## Given request
Reproduce each line of the material exactly, minus any picture.

## Source records
##########
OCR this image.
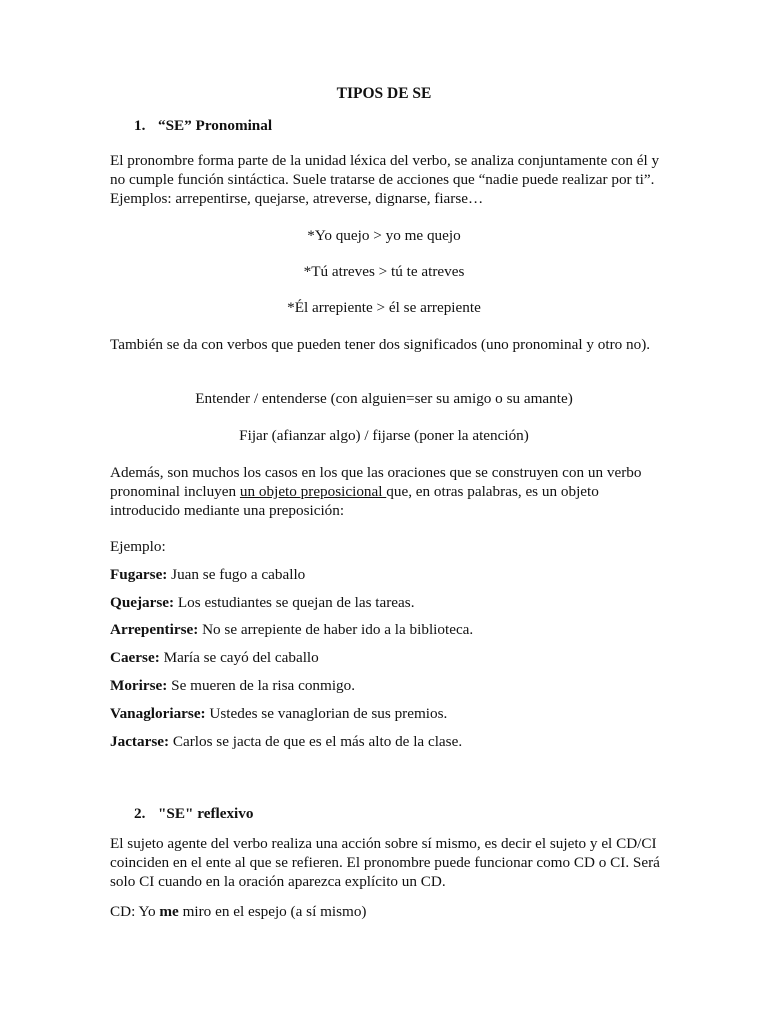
TIPOS DE SE
1. “SE” Pronominal
El pronombre forma parte de la unidad léxica del verbo, se analiza conjuntamente con él y no cumple función sintáctica. Suele tratarse de acciones que “nadie puede realizar por ti”. Ejemplos: arrepentirse, quejarse, atreverse, dignarse, fiarse…
*Yo quejo > yo me quejo
*Tú atreves > tú te atreves
*Él arrepiente > él se arrepiente
También se da con verbos que pueden tener dos significados (uno pronominal y otro no).
Entender / entenderse (con alguien=ser su amigo o su amante)
Fijar (afianzar algo) / fijarse (poner la atención)
Además, son muchos los casos en los que las oraciones que se construyen con un verbo pronominal incluyen un objeto preposicional que, en otras palabras, es un objeto introducido mediante una preposición:
Ejemplo:
Fugarse: Juan se fugo a caballo
Quejarse: Los estudiantes se quejan de las tareas.
Arrepentirse: No se arrepiente de haber ido a la biblioteca.
Caerse: María se cayó del caballo
Morirse: Se mueren de la risa conmigo.
Vanagloriarse: Ustedes se vanaglorian de sus premios.
Jactarse: Carlos se jacta de que es el más alto de la clase.
2. "SE" reflexivo
El sujeto agente del verbo realiza una acción sobre sí mismo, es decir el sujeto y el CD/CI coinciden en el ente al que se refieren. El pronombre puede funcionar como CD o CI. Será solo CI cuando en la oración aparezca explícito un CD.
CD: Yo me miro en el espejo (a sí mismo)
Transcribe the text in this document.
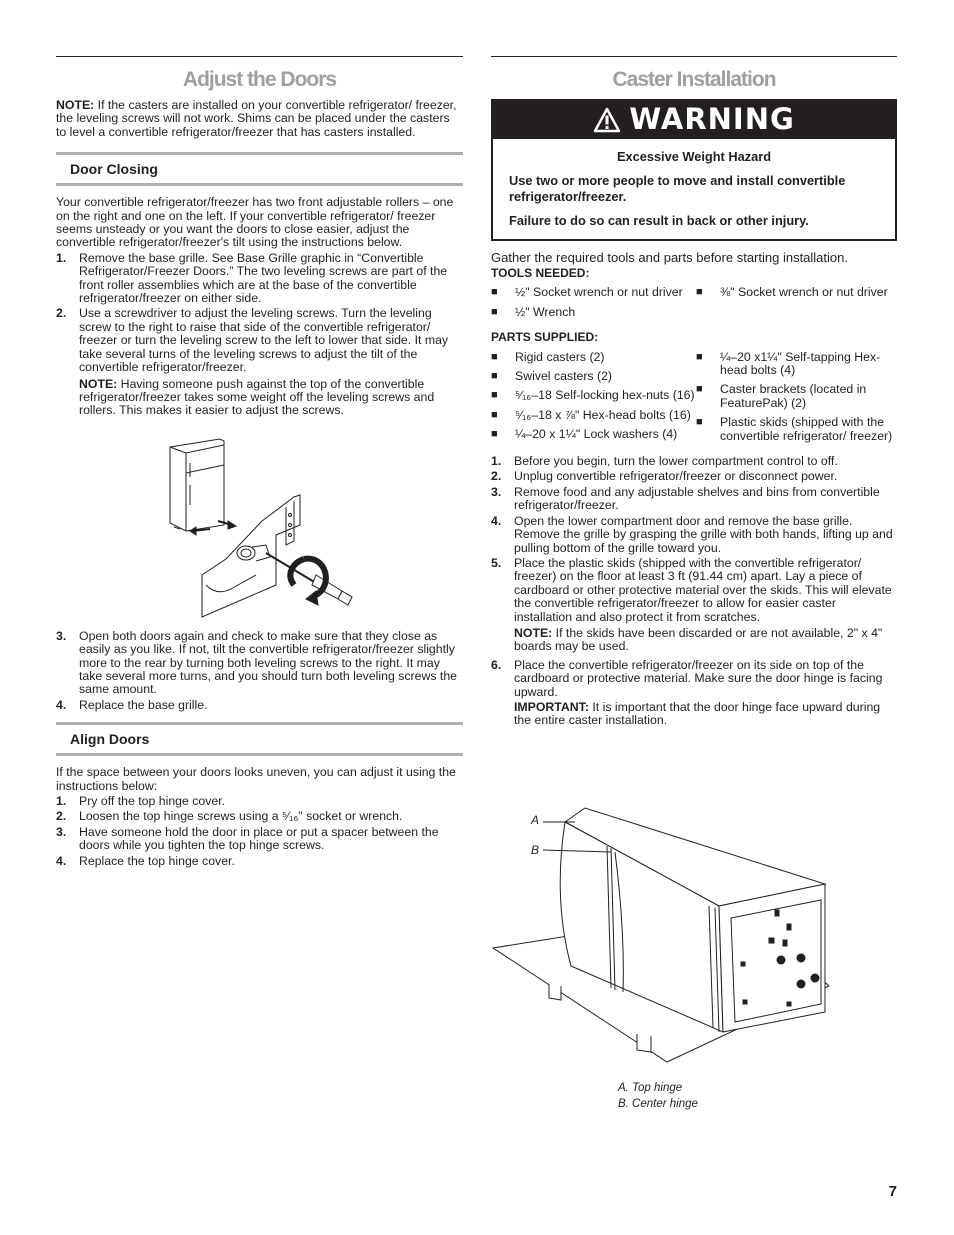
Adjust the Doors

NOTE: If the casters are installed on your convertible refrigerator/ freezer, the leveling screws will not work. Shims can be placed under the casters to level a convertible refrigerator/freezer that has casters installed.

Door Closing

Your convertible refrigerator/freezer has two front adjustable rollers – one on the right and one on the left. If your convertible refrigerator/ freezer seems unsteady or you want the doors to close easier, adjust the convertible refrigerator/freezer's tilt using the instructions below.

1. Remove the base grille. See Base Grille graphic in “Convertible Refrigerator/Freezer Doors.” The two leveling screws are part of the front roller assemblies which are at the base of the convertible refrigerator/freezer on either side.
2. Use a screwdriver to adjust the leveling screws. Turn the leveling screw to the right to raise that side of the convertible refrigerator/ freezer or turn the leveling screw to the left to lower that side. It may take several turns of the leveling screws to adjust the tilt of the convertible refrigerator/freezer.
NOTE: Having someone push against the top of the convertible refrigerator/freezer takes some weight off the leveling screws and rollers. This makes it easier to adjust the screws.
3. Open both doors again and check to make sure that they close as easily as you like. If not, tilt the convertible refrigerator/freezer slightly more to the rear by turning both leveling screws to the right. It may take several more turns, and you should turn both leveling screws the same amount.
4. Replace the base grille.
Align Doors

If the space between your doors looks uneven, you can adjust it using the instructions below:

1. Pry off the top hinge cover.
2. Loosen the top hinge screws using a ⁵⁄₁₆" socket or wrench.
3. Have someone hold the door in place or put a spacer between the doors while you tighten the top hinge screws.
4. Replace the top hinge cover.
Caster Installation
WARNING
Excessive Weight Hazard
Use two or more people to move and install convertible refrigerator/freezer.
Failure to do so can result in back or other injury.

Gather the required tools and parts before starting installation.

TOOLS NEEDED:

■ ½" Socket wrench or nut driver
■ ½" Wrench
■ ⅜" Socket wrench or nut driver

PARTS SUPPLIED:

■ Rigid casters (2)
■ Swivel casters (2)
■ ⁵⁄₁₆–18 Self-locking hex-nuts (16)
■ ⁵⁄₁₆–18 x ⅞" Hex-head bolts (16)
■ ¼–20 x 1¼" Lock washers (4)
■ ¼–20 x1¼" Self-tapping Hex-head bolts (4)
■ Caster brackets (located in FeaturePak) (2)
■ Plastic skids (shipped with the convertible refrigerator/ freezer)
1. Before you begin, turn the lower compartment control to off.
2. Unplug convertible refrigerator/freezer or disconnect power.
3. Remove food and any adjustable shelves and bins from convertible refrigerator/freezer.
4. Open the lower compartment door and remove the base grille. Remove the grille by grasping the grille with both hands, lifting up and pulling bottom of the grille toward you.
5. Place the plastic skids (shipped with the convertible refrigerator/ freezer) on the floor at least 3 ft (91.44 cm) apart. Lay a piece of cardboard or other protective material over the skids. This will elevate the convertible refrigerator/freezer to allow for easier caster installation and also protect it from scratches.
NOTE: If the skids have been discarded or are not available, 2" x 4" boards may be used.
6. Place the convertible refrigerator/freezer on its side on top of the cardboard or protective material. Make sure the door hinge is facing upward.
IMPORTANT: It is important that the door hinge face upward during the entire caster installation.
A
B
A. Top hinge
B. Center hinge
7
##########
## Result
OCR this image.
TIPOS DE SE
1. “SE” Pronominal
El pronombre forma parte de la unidad léxica del verbo, se analiza conjuntamente con él y no cumple función sintáctica. Suele tratarse de acciones que “nadie puede realizar por ti”. Ejemplos: arrepentirse, quejarse, atreverse, dignarse, fiarse…
*Yo quejo > yo me quejo
*Tú atreves > tú te atreves
*Él arrepiente > él se arrepiente
También se da con verbos que pueden tener dos significados (uno pronominal y otro no).
Entender / entenderse (con alguien=ser su amigo o su amante)
Fijar (afianzar algo) / fijarse (poner la atención)
Además, son muchos los casos en los que las oraciones que se construyen con un verbo pronominal incluyen un objeto preposicional que, en otras palabras, es un objeto introducido mediante una preposición:
Ejemplo:
Fugarse: Juan se fugo a caballo
Quejarse: Los estudiantes se quejan de las tareas.
Arrepentirse: No se arrepiente de haber ido a la biblioteca.
Caerse: María se cayó del caballo
Morirse: Se mueren de la risa conmigo.
Vanagloriarse: Ustedes se vanaglorian de sus premios.
Jactarse: Carlos se jacta de que es el más alto de la clase.
2. "SE" reflexivo
El sujeto agente del verbo realiza una acción sobre sí mismo, es decir el sujeto y el CD/CI coinciden en el ente al que se refieren. El pronombre puede funcionar como CD o CI. Será solo CI cuando en la oración aparezca explícito un CD.
CD: Yo me miro en el espejo (a sí mismo)
Transcribe the text in this document.
Adjust the Doors

NOTE: If the casters are installed on your convertible refrigerator/ freezer, the leveling screws will not work. Shims can be placed under the casters to level a convertible refrigerator/freezer that has casters installed.

Door Closing

Your convertible refrigerator/freezer has two front adjustable rollers – one on the right and one on the left. If your convertible refrigerator/ freezer seems unsteady or you want the doors to close easier, adjust the convertible refrigerator/freezer's tilt using the instructions below.

1. Remove the base grille. See Base Grille graphic in “Convertible Refrigerator/Freezer Doors.” The two leveling screws are part of the front roller assemblies which are at the base of the convertible refrigerator/freezer on either side.
2. Use a screwdriver to adjust the leveling screws. Turn the leveling screw to the right to raise that side of the convertible refrigerator/ freezer or turn the leveling screw to the left to lower that side. It may take several turns of the leveling screws to adjust the tilt of the convertible refrigerator/freezer.
NOTE: Having someone push against the top of the convertible refrigerator/freezer takes some weight off the leveling screws and rollers. This makes it easier to adjust the screws.
3. Open both doors again and check to make sure that they close as easily as you like. If not, tilt the convertible refrigerator/freezer slightly more to the rear by turning both leveling screws to the right. It may take several more turns, and you should turn both leveling screws the same amount.
4. Replace the base grille.
Align Doors

If the space between your doors looks uneven, you can adjust it using the instructions below:

1. Pry off the top hinge cover.
2. Loosen the top hinge screws using a ⁵⁄₁₆" socket or wrench.
3. Have someone hold the door in place or put a spacer between the doors while you tighten the top hinge screws.
4. Replace the top hinge cover.
Caster Installation
WARNING
Excessive Weight Hazard
Use two or more people to move and install convertible refrigerator/freezer.
Failure to do so can result in back or other injury.

Gather the required tools and parts before starting installation.

TOOLS NEEDED:

■ ½" Socket wrench or nut driver
■ ½" Wrench
■ ⅜" Socket wrench or nut driver

PARTS SUPPLIED:

■ Rigid casters (2)
■ Swivel casters (2)
■ ⁵⁄₁₆–18 Self-locking hex-nuts (16)
■ ⁵⁄₁₆–18 x ⅞" Hex-head bolts (16)
■ ¼–20 x 1¼" Lock washers (4)
■ ¼–20 x1¼" Self-tapping Hex-head bolts (4)
■ Caster brackets (located in FeaturePak) (2)
■ Plastic skids (shipped with the convertible refrigerator/ freezer)
1. Before you begin, turn the lower compartment control to off.
2. Unplug convertible refrigerator/freezer or disconnect power.
3. Remove food and any adjustable shelves and bins from convertible refrigerator/freezer.
4. Open the lower compartment door and remove the base grille. Remove the grille by grasping the grille with both hands, lifting up and pulling bottom of the grille toward you.
5. Place the plastic skids (shipped with the convertible refrigerator/ freezer) on the floor at least 3 ft (91.44 cm) apart. Lay a piece of cardboard or other protective material over the skids. This will elevate the convertible refrigerator/freezer to allow for easier caster installation and also protect it from scratches.
NOTE: If the skids have been discarded or are not available, 2" x 4" boards may be used.
6. Place the convertible refrigerator/freezer on its side on top of the cardboard or protective material. Make sure the door hinge is facing upward.
IMPORTANT: It is important that the door hinge face upward during the entire caster installation.
A
B
A. Top hinge
B. Center hinge
7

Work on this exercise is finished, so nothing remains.